_Task directions_
Your task is to repeat the listing exactly.

_Given records_
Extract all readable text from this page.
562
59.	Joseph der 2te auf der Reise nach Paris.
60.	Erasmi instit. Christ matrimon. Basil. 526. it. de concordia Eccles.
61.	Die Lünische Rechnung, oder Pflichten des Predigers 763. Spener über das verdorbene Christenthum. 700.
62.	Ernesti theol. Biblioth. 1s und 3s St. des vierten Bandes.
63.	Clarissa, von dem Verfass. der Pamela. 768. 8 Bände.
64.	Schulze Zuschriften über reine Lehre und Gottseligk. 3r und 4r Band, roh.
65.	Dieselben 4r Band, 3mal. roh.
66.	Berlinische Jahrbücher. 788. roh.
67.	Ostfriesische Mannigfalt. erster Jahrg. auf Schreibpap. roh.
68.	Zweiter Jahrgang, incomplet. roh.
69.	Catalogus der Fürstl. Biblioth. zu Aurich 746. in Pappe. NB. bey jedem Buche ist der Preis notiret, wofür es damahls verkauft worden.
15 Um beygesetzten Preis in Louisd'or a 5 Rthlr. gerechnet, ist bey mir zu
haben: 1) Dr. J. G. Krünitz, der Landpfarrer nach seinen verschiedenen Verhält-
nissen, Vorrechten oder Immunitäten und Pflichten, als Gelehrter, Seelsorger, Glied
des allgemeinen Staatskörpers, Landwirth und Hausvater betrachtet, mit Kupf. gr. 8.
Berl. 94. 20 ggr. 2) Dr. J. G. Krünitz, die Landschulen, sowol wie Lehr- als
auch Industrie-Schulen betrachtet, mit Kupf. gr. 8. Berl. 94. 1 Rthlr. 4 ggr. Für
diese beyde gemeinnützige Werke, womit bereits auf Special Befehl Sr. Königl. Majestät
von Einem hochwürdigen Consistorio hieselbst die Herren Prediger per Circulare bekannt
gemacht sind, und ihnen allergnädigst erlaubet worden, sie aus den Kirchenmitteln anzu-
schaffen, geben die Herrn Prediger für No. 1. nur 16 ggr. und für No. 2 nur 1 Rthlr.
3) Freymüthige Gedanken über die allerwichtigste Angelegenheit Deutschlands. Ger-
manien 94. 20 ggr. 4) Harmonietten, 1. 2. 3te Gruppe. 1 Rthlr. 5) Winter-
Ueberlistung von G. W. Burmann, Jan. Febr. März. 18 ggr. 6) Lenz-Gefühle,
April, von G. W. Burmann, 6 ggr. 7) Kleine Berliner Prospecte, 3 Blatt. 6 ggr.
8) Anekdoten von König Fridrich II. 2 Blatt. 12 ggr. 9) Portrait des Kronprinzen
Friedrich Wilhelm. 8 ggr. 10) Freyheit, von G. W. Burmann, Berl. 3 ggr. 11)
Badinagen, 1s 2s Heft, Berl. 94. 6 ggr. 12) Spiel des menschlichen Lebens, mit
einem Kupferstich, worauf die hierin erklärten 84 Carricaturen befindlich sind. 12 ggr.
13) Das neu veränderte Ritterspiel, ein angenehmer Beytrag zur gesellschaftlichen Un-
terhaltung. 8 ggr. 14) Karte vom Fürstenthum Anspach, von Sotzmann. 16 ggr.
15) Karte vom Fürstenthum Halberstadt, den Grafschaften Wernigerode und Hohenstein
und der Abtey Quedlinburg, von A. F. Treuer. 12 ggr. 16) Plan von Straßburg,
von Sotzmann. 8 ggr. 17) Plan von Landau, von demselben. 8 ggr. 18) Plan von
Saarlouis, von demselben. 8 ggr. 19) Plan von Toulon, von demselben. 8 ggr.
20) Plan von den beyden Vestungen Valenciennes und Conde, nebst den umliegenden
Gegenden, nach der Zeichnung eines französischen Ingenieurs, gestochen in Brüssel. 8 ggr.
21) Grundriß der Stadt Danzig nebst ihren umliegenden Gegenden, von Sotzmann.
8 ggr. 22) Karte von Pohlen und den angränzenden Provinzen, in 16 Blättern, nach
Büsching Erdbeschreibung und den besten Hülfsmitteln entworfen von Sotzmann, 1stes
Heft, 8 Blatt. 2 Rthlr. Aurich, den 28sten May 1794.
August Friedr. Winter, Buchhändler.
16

_Answer in full_
Extract all readable text from this page.
562
59.	Joseph der 2te auf der Reise nach Paris.
60.	Erasmi instit. Christ matrimon. Basil. 526. it. de concordia Eccles.
61.	Die Lünische Rechnung, oder Pflichten des Predigers 763. Spener über das verdorbene Christenthum. 700.
62.	Ernesti theol. Biblioth. 1s und 3s St. des vierten Bandes.
63.	Clarissa, von dem Verfass. der Pamela. 768. 8 Bände.
64.	Schulze Zuschriften über reine Lehre und Gottseligk. 3r und 4r Band, roh.
65.	Dieselben 4r Band, 3mal. roh.
66.	Berlinische Jahrbücher. 788. roh.
67.	Ostfriesische Mannigfalt. erster Jahrg. auf Schreibpap. roh.
68.	Zweiter Jahrgang, incomplet. roh.
69.	Catalogus der Fürstl. Biblioth. zu Aurich 746. in Pappe. NB. bey jedem Buche ist der Preis notiret, wofür es damahls verkauft worden.
15 Um beygesetzten Preis in Louisd'or a 5 Rthlr. gerechnet, ist bey mir zu
haben: 1) Dr. J. G. Krünitz, der Landpfarrer nach seinen verschiedenen Verhält-
nissen, Vorrechten oder Immunitäten und Pflichten, als Gelehrter, Seelsorger, Glied
des allgemeinen Staatskörpers, Landwirth und Hausvater betrachtet, mit Kupf. gr. 8.
Berl. 94. 20 ggr. 2) Dr. J. G. Krünitz, die Landschulen, sowol wie Lehr- als
auch Industrie-Schulen betrachtet, mit Kupf. gr. 8. Berl. 94. 1 Rthlr. 4 ggr. Für
diese beyde gemeinnützige Werke, womit bereits auf Special Befehl Sr. Königl. Majestät
von Einem hochwürdigen Consistorio hieselbst die Herren Prediger per Circulare bekannt
gemacht sind, und ihnen allergnädigst erlaubet worden, sie aus den Kirchenmitteln anzu-
schaffen, geben die Herrn Prediger für No. 1. nur 16 ggr. und für No. 2 nur 1 Rthlr.
3) Freymüthige Gedanken über die allerwichtigste Angelegenheit Deutschlands. Ger-
manien 94. 20 ggr. 4) Harmonietten, 1. 2. 3te Gruppe. 1 Rthlr. 5) Winter-
Ueberlistung von G. W. Burmann, Jan. Febr. März. 18 ggr. 6) Lenz-Gefühle,
April, von G. W. Burmann, 6 ggr. 7) Kleine Berliner Prospecte, 3 Blatt. 6 ggr.
8) Anekdoten von König Fridrich II. 2 Blatt. 12 ggr. 9) Portrait des Kronprinzen
Friedrich Wilhelm. 8 ggr. 10) Freyheit, von G. W. Burmann, Berl. 3 ggr. 11)
Badinagen, 1s 2s Heft, Berl. 94. 6 ggr. 12) Spiel des menschlichen Lebens, mit
einem Kupferstich, worauf die hierin erklärten 84 Carricaturen befindlich sind. 12 ggr.
13) Das neu veränderte Ritterspiel, ein angenehmer Beytrag zur gesellschaftlichen Un-
terhaltung. 8 ggr. 14) Karte vom Fürstenthum Anspach, von Sotzmann. 16 ggr.
15) Karte vom Fürstenthum Halberstadt, den Grafschaften Wernigerode und Hohenstein
und der Abtey Quedlinburg, von A. F. Treuer. 12 ggr. 16) Plan von Straßburg,
von Sotzmann. 8 ggr. 17) Plan von Landau, von demselben. 8 ggr. 18) Plan von
Saarlouis, von demselben. 8 ggr. 19) Plan von Toulon, von demselben. 8 ggr.
20) Plan von den beyden Vestungen Valenciennes und Conde, nebst den umliegenden
Gegenden, nach der Zeichnung eines französischen Ingenieurs, gestochen in Brüssel. 8 ggr.
21) Grundriß der Stadt Danzig nebst ihren umliegenden Gegenden, von Sotzmann.
8 ggr. 22) Karte von Pohlen und den angränzenden Provinzen, in 16 Blättern, nach
Büsching Erdbeschreibung und den besten Hülfsmitteln entworfen von Sotzmann, 1stes
Heft, 8 Blatt. 2 Rthlr. Aurich, den 28sten May 1794.
August Friedr. Winter, Buchhändler.
16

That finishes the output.